* Objective
Go through the data below and copy it exactly, skipping every picture.

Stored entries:
========

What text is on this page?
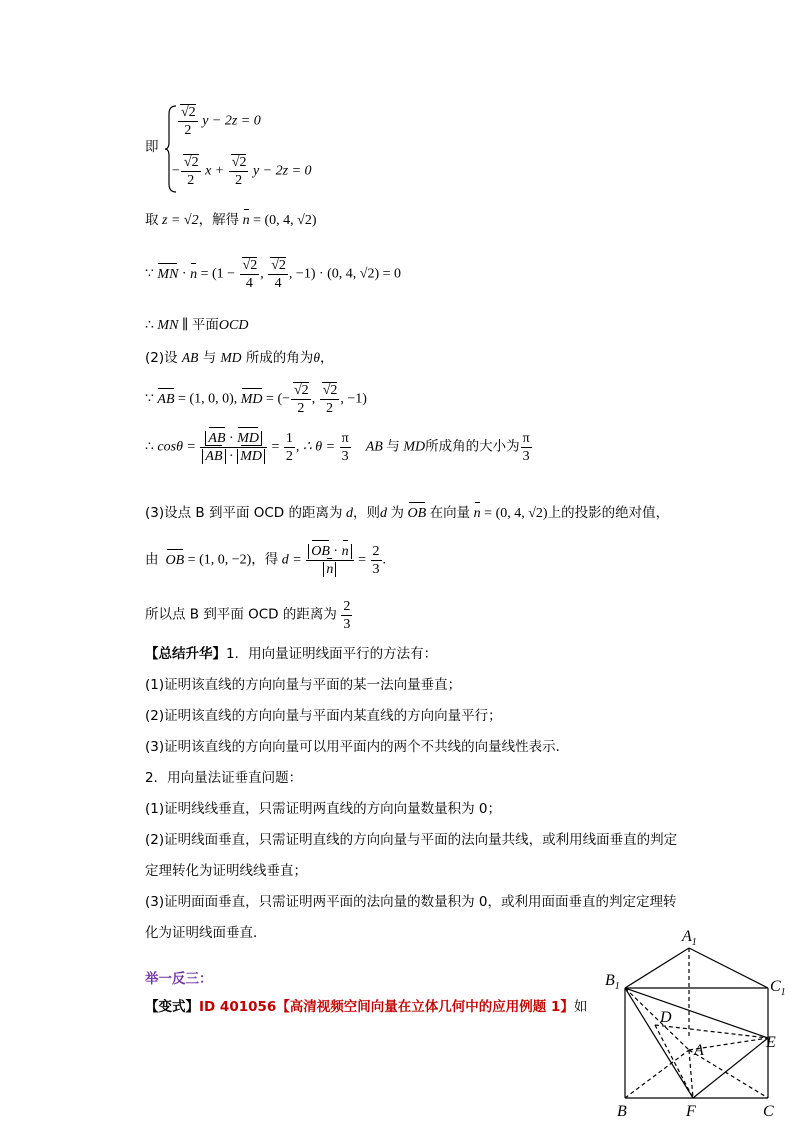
即
$\frac{√2}{2}$ y − 2z = 0
− $\frac{√2}{2}$ $x + \frac{√2}{2}$ y − 2z = 0
取 z = √2，解得 n = (0, 4, √2)
∵ MN · $n = (1 - \frac{√2}{4}$ , $\frac{√2}{4}$ , −1) · (0, 4, √2) = 0
∴ MN ∥ 平面OCD
(2)设 AB 与 MD 所成的角为θ，
∵ AB = (1, 0, 0), MD = (− $\frac{√2}{2}$ , $\frac{√2}{2}$ , −1)
∴ $\cos\theta = \frac{AB \cdot MD}{AB \cdot MD} = \frac{1}{2}$ , ∴ $\theta = \frac{\pi}{3}$ AB 与 MD所成角的大小为 $\frac{\pi}{3}$
(3)设点 B 到平面 OCD 的距离为 d，则d 为 OB 在向量 n = (0, 4, √2)上的投影的绝对值，
由 OB = (1, 0, −2)，得 $d = \frac{OB \cdot n}{n} = \frac{2}{3}$ .
所以点 B 到平面 OCD 的距离为 $\frac{2}{3}$
【总结升华】1．用向量证明线面平行的方法有：
(1)证明该直线的方向向量与平面的某一法向量垂直；
(2)证明该直线的方向向量与平面内某直线的方向向量平行；
(3)证明该直线的方向向量可以用平面内的两个不共线的向量线性表示．
2．用向量法证垂直问题：
(1)证明线线垂直，只需证明两直线的方向向量数量积为 0；
(2)证明线面垂直，只需证明直线的方向向量与平面的法向量共线，或利用线面垂直的判定
定理转化为证明线线垂直；
(3)证明面面垂直，只需证明两平面的法向量的数量积为 0，或利用面面垂直的判定定理转
化为证明线面垂直．
举一反三：
【变式】ID 401056【高清视频空间向量在立体几何中的应用例题 1】如
$A_1$
$B_1$	$C_1$
D
E
A
B	F	C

========

* Output below
What text is on this page?
即
$\frac{√2}{2}$ y − 2z = 0
− $\frac{√2}{2}$ $x + \frac{√2}{2}$ y − 2z = 0
取 z = √2，解得 n = (0, 4, √2)
∵ MN · $n = (1 - \frac{√2}{4}$ , $\frac{√2}{4}$ , −1) · (0, 4, √2) = 0
∴ MN ∥ 平面OCD
(2)设 AB 与 MD 所成的角为θ，
∵ AB = (1, 0, 0), MD = (− $\frac{√2}{2}$ , $\frac{√2}{2}$ , −1)
∴ $\cos\theta = \frac{AB \cdot MD}{AB \cdot MD} = \frac{1}{2}$ , ∴ $\theta = \frac{\pi}{3}$ AB 与 MD所成角的大小为 $\frac{\pi}{3}$
(3)设点 B 到平面 OCD 的距离为 d，则d 为 OB 在向量 n = (0, 4, √2)上的投影的绝对值，
由 OB = (1, 0, −2)，得 $d = \frac{OB \cdot n}{n} = \frac{2}{3}$ .
所以点 B 到平面 OCD 的距离为 $\frac{2}{3}$
【总结升华】1．用向量证明线面平行的方法有：
(1)证明该直线的方向向量与平面的某一法向量垂直；
(2)证明该直线的方向向量与平面内某直线的方向向量平行；
(3)证明该直线的方向向量可以用平面内的两个不共线的向量线性表示．
2．用向量法证垂直问题：
(1)证明线线垂直，只需证明两直线的方向向量数量积为 0；
(2)证明线面垂直，只需证明直线的方向向量与平面的法向量共线，或利用线面垂直的判定
定理转化为证明线线垂直；
(3)证明面面垂直，只需证明两平面的法向量的数量积为 0，或利用面面垂直的判定定理转
化为证明线面垂直．
举一反三：
【变式】ID 401056【高清视频空间向量在立体几何中的应用例题 1】如
$A_1$
$B_1$	$C_1$
D
E
A
B	F	C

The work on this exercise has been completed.